WHAT YOU WILL DO:
Go through the entries below and copy each line containing the word "color".

◇ ◇ ◇ ◇ ◇ ◇ ◇

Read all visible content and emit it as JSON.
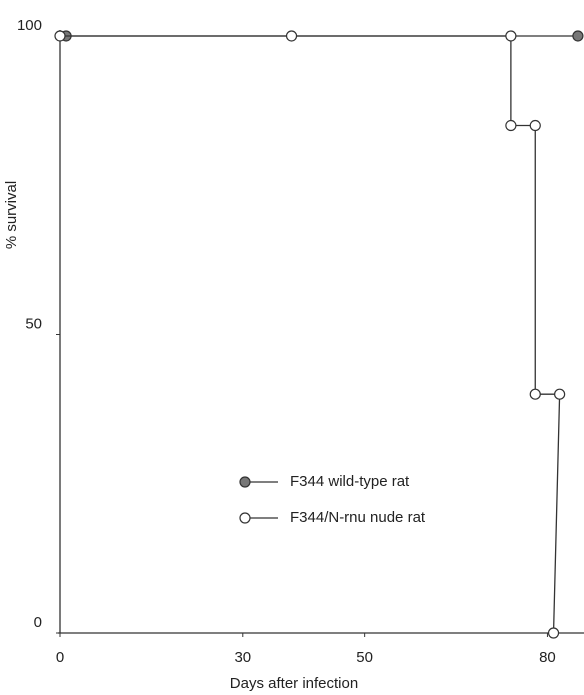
{
  "chart_data": {
    "type": "step",
    "x_label": "Days after infection",
    "y_label": "% survival",
    "xlim": [
      0,
      86
    ],
    "ylim": [
      0,
      101
    ],
    "xticks": [
      0,
      30,
      50,
      80
    ],
    "yticks": [
      0,
      50,
      100
    ],
    "series": [
      {
        "name": "F344 wild-type rat",
        "color": "#777777",
        "marker": "filled",
        "x": [
          1,
          85
        ],
        "values": [
          100,
          100
        ]
      },
      {
        "name": "F344/N-rnu nude rat",
        "color": "#ffffff",
        "marker": "open",
        "x": [
          0,
          38,
          74,
          74,
          78,
          78,
          82,
          81
        ],
        "values": [
          100,
          100,
          100,
          85,
          85,
          40,
          40,
          0
        ]
      }
    ]
  }
}
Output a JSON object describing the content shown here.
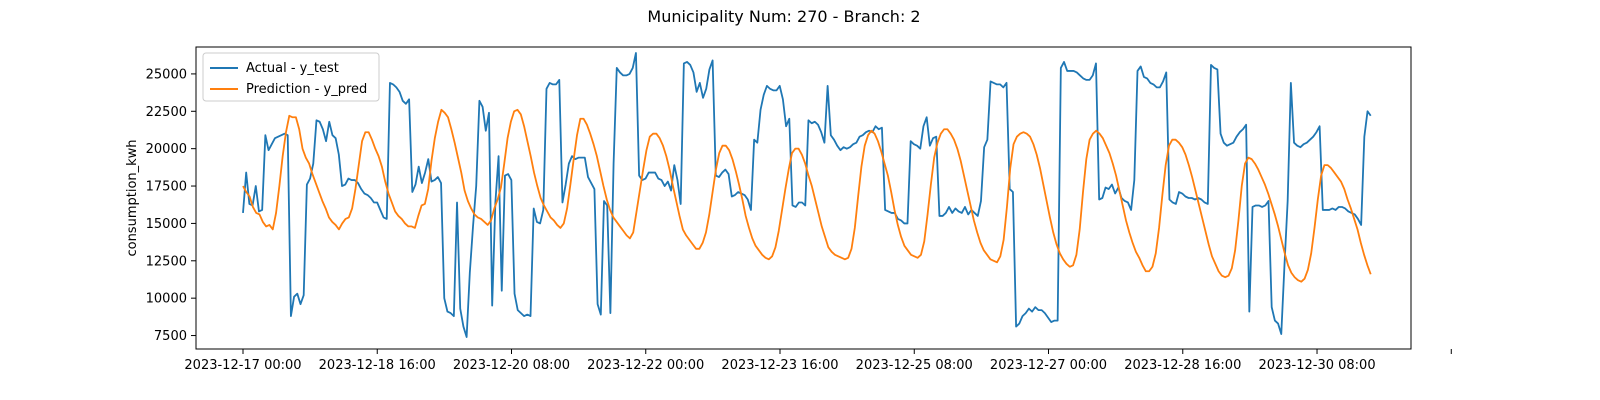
{
  "chart_data": {
    "type": "line",
    "title": "Municipality Num: 270 - Branch: 2",
    "xlabel": "",
    "ylabel": "consumption_kwh",
    "x_ticks": [
      "2023-12-17 00:00",
      "2023-12-18 16:00",
      "2023-12-20 08:00",
      "2023-12-22 00:00",
      "2023-12-23 16:00",
      "2023-12-25 08:00",
      "2023-12-27 00:00",
      "2023-12-28 16:00",
      "2023-12-30 08:00",
      ""
    ],
    "x_start": "2023-12-17 00:00",
    "x_end": "2023-12-31 00:00",
    "x_range": [
      "2023-12-16 10:00",
      "2023-12-31 12:00"
    ],
    "ylim": [
      6600,
      26800
    ],
    "y_ticks": [
      7500,
      10000,
      12500,
      15000,
      17500,
      20000,
      22500,
      25000
    ],
    "grid": false,
    "legend_position": "top-left",
    "series": [
      {
        "name": "Actual - y_test",
        "color": "#1f77b4",
        "values": [
          15700,
          18400,
          16300,
          16200,
          17500,
          15800,
          15900,
          20900,
          19900,
          20300,
          20700,
          20800,
          20900,
          21000,
          20900,
          8800,
          10100,
          10300,
          9600,
          10200,
          17600,
          18000,
          19000,
          21900,
          21800,
          21300,
          20500,
          21800,
          20900,
          20700,
          19600,
          17500,
          17600,
          18000,
          17900,
          17900,
          17700,
          17300,
          17000,
          16900,
          16700,
          16400,
          16400,
          15900,
          15400,
          15300,
          24400,
          24300,
          24100,
          23800,
          23200,
          23000,
          23300,
          17100,
          17600,
          18800,
          17700,
          18400,
          19300,
          17800,
          17900,
          18100,
          17700,
          10000,
          9100,
          9000,
          8800,
          16400,
          9300,
          8100,
          7400,
          11700,
          14800,
          17500,
          23200,
          22800,
          21200,
          22400,
          9500,
          16400,
          19500,
          10500,
          18200,
          18300,
          17900,
          10300,
          9200,
          9000,
          8800,
          8900,
          8800,
          16000,
          15100,
          15000,
          15900,
          24000,
          24400,
          24300,
          24300,
          24600,
          16400,
          17600,
          19000,
          19500,
          19300,
          19400,
          19400,
          19400,
          18100,
          17700,
          17300,
          9600,
          8900,
          16500,
          16200,
          9000,
          19000,
          25400,
          25100,
          24900,
          24900,
          25000,
          25400,
          26400,
          18200,
          17900,
          18000,
          18400,
          18400,
          18400,
          18000,
          17900,
          17500,
          17800,
          17200,
          18900,
          17900,
          16300,
          25700,
          25800,
          25600,
          25100,
          23800,
          24400,
          23400,
          24000,
          25300,
          25900,
          18200,
          18100,
          18400,
          18600,
          18300,
          16800,
          16900,
          17100,
          17000,
          16900,
          16600,
          15900,
          20600,
          20400,
          22600,
          23600,
          24200,
          24000,
          23900,
          23900,
          24200,
          23300,
          21500,
          22000,
          16200,
          16100,
          16400,
          16400,
          16200,
          21900,
          21700,
          21800,
          21600,
          21100,
          20400,
          24200,
          20900,
          20600,
          20200,
          19900,
          20100,
          20000,
          20100,
          20300,
          20400,
          20800,
          20900,
          21100,
          21200,
          21100,
          21500,
          21300,
          21400,
          15900,
          15800,
          15700,
          15700,
          15300,
          15200,
          15000,
          15000,
          20500,
          20300,
          20200,
          20000,
          21500,
          22100,
          20200,
          20700,
          20800,
          15500,
          15500,
          15700,
          16100,
          15700,
          16000,
          15800,
          15700,
          16100,
          15600,
          15900,
          15700,
          15500,
          16500,
          20100,
          20600,
          24500,
          24400,
          24300,
          24300,
          24100,
          24400,
          17300,
          17100,
          8100,
          8300,
          8800,
          9000,
          9300,
          9100,
          9400,
          9200,
          9200,
          9000,
          8700,
          8400,
          8500,
          8500,
          25400,
          25800,
          25200,
          25200,
          25200,
          25100,
          24900,
          24700,
          24600,
          24600,
          24900,
          25700,
          16600,
          16700,
          17400,
          17300,
          17600,
          17000,
          17400,
          16700,
          16500,
          16400,
          15900,
          17900,
          25200,
          25500,
          24800,
          24700,
          24400,
          24300,
          24100,
          24100,
          24500,
          25100,
          16600,
          16400,
          16300,
          17100,
          17000,
          16800,
          16700,
          16700,
          16600,
          16700,
          16600,
          16400,
          16300,
          25600,
          25400,
          25300,
          21000,
          20400,
          20200,
          20300,
          20400,
          20800,
          21100,
          21300,
          21600,
          9100,
          16100,
          16200,
          16200,
          16100,
          16200,
          16500,
          9400,
          8500,
          8300,
          7600,
          12200,
          16500,
          24400,
          20400,
          20200,
          20100,
          20300,
          20400,
          20600,
          20800,
          21100,
          21500,
          15900,
          15900,
          15900,
          16000,
          15900,
          16100,
          16100,
          16000,
          15800,
          15700,
          15600,
          15300,
          14900,
          20800,
          22500,
          22200
        ]
      },
      {
        "name": "Prediction - y_pred",
        "color": "#ff7f0e",
        "values": [
          17500,
          17100,
          16800,
          16100,
          15700,
          15600,
          15100,
          14800,
          14900,
          14600,
          15700,
          17500,
          19500,
          21100,
          22200,
          22100,
          22100,
          21300,
          20000,
          19400,
          19000,
          18300,
          17700,
          17100,
          16500,
          16000,
          15400,
          15100,
          14900,
          14600,
          15000,
          15300,
          15400,
          16000,
          17300,
          18900,
          20500,
          21100,
          21100,
          20600,
          20000,
          19500,
          18800,
          17800,
          17000,
          16400,
          15800,
          15500,
          15300,
          15000,
          14800,
          14800,
          14700,
          15500,
          16200,
          16300,
          17300,
          19200,
          20700,
          21800,
          22600,
          22400,
          22100,
          21300,
          20400,
          19400,
          18400,
          17200,
          16500,
          16000,
          15600,
          15400,
          15300,
          15100,
          14900,
          15200,
          16000,
          16600,
          17400,
          19000,
          20700,
          21800,
          22500,
          22600,
          22300,
          21500,
          20500,
          19500,
          18400,
          17500,
          16700,
          16200,
          15800,
          15400,
          15200,
          14900,
          14700,
          15000,
          16000,
          17600,
          19300,
          20900,
          22000,
          22000,
          21600,
          21000,
          20300,
          19500,
          18500,
          17500,
          16600,
          15900,
          15400,
          15100,
          14800,
          14500,
          14200,
          14000,
          14400,
          15800,
          17200,
          18600,
          19900,
          20800,
          21000,
          21000,
          20700,
          20200,
          19500,
          18600,
          17500,
          16500,
          15500,
          14600,
          14200,
          13900,
          13600,
          13300,
          13300,
          13700,
          14400,
          15600,
          17100,
          18600,
          19700,
          20200,
          20200,
          19900,
          19300,
          18500,
          17600,
          16600,
          15500,
          14700,
          14000,
          13500,
          13200,
          12900,
          12700,
          12600,
          12800,
          13400,
          14500,
          15900,
          17300,
          18600,
          19700,
          20000,
          20000,
          19600,
          19000,
          18200,
          17500,
          16600,
          15700,
          14800,
          14100,
          13400,
          13100,
          12900,
          12800,
          12700,
          12600,
          12700,
          13300,
          14700,
          16800,
          18800,
          20200,
          20900,
          21200,
          21000,
          20500,
          19800,
          19000,
          18200,
          17100,
          15900,
          14900,
          14100,
          13500,
          13200,
          12900,
          12800,
          12700,
          12900,
          13800,
          15600,
          17600,
          19400,
          20400,
          21000,
          21300,
          21300,
          21000,
          20600,
          20000,
          19200,
          18200,
          17200,
          16200,
          15200,
          14400,
          13700,
          13200,
          12900,
          12600,
          12500,
          12400,
          12800,
          13900,
          16100,
          18700,
          20300,
          20800,
          21000,
          21100,
          21000,
          20800,
          20300,
          19600,
          18700,
          17600,
          16500,
          15400,
          14400,
          13600,
          13000,
          12600,
          12300,
          12100,
          12200,
          12900,
          14600,
          17100,
          19300,
          20600,
          21000,
          21200,
          21000,
          20700,
          20200,
          19700,
          19000,
          18200,
          17200,
          16200,
          15200,
          14400,
          13700,
          13100,
          12700,
          12200,
          11800,
          11800,
          12100,
          13000,
          14700,
          16900,
          18900,
          20200,
          20600,
          20600,
          20400,
          20100,
          19600,
          18900,
          18100,
          17200,
          16300,
          15400,
          14500,
          13600,
          12800,
          12300,
          11800,
          11500,
          11400,
          11500,
          12000,
          13200,
          15200,
          17500,
          19000,
          19400,
          19300,
          19000,
          18600,
          18100,
          17600,
          17000,
          16300,
          15600,
          14800,
          13900,
          13000,
          12200,
          11700,
          11400,
          11200,
          11100,
          11300,
          11900,
          13000,
          14700,
          16600,
          18200,
          18900,
          18900,
          18700,
          18400,
          18100,
          17800,
          17300,
          16600,
          16000,
          15300,
          14600,
          13700,
          12900,
          12200,
          11600
        ]
      }
    ]
  }
}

◇ ◇ ◇ ◇ ◇ ◇ ◇

EXERCISE SOLUTION:
        "color": "#777777",
        "color": "#ffffff",
        "color": "#1f77b4",
        "color": "#ff7f0e",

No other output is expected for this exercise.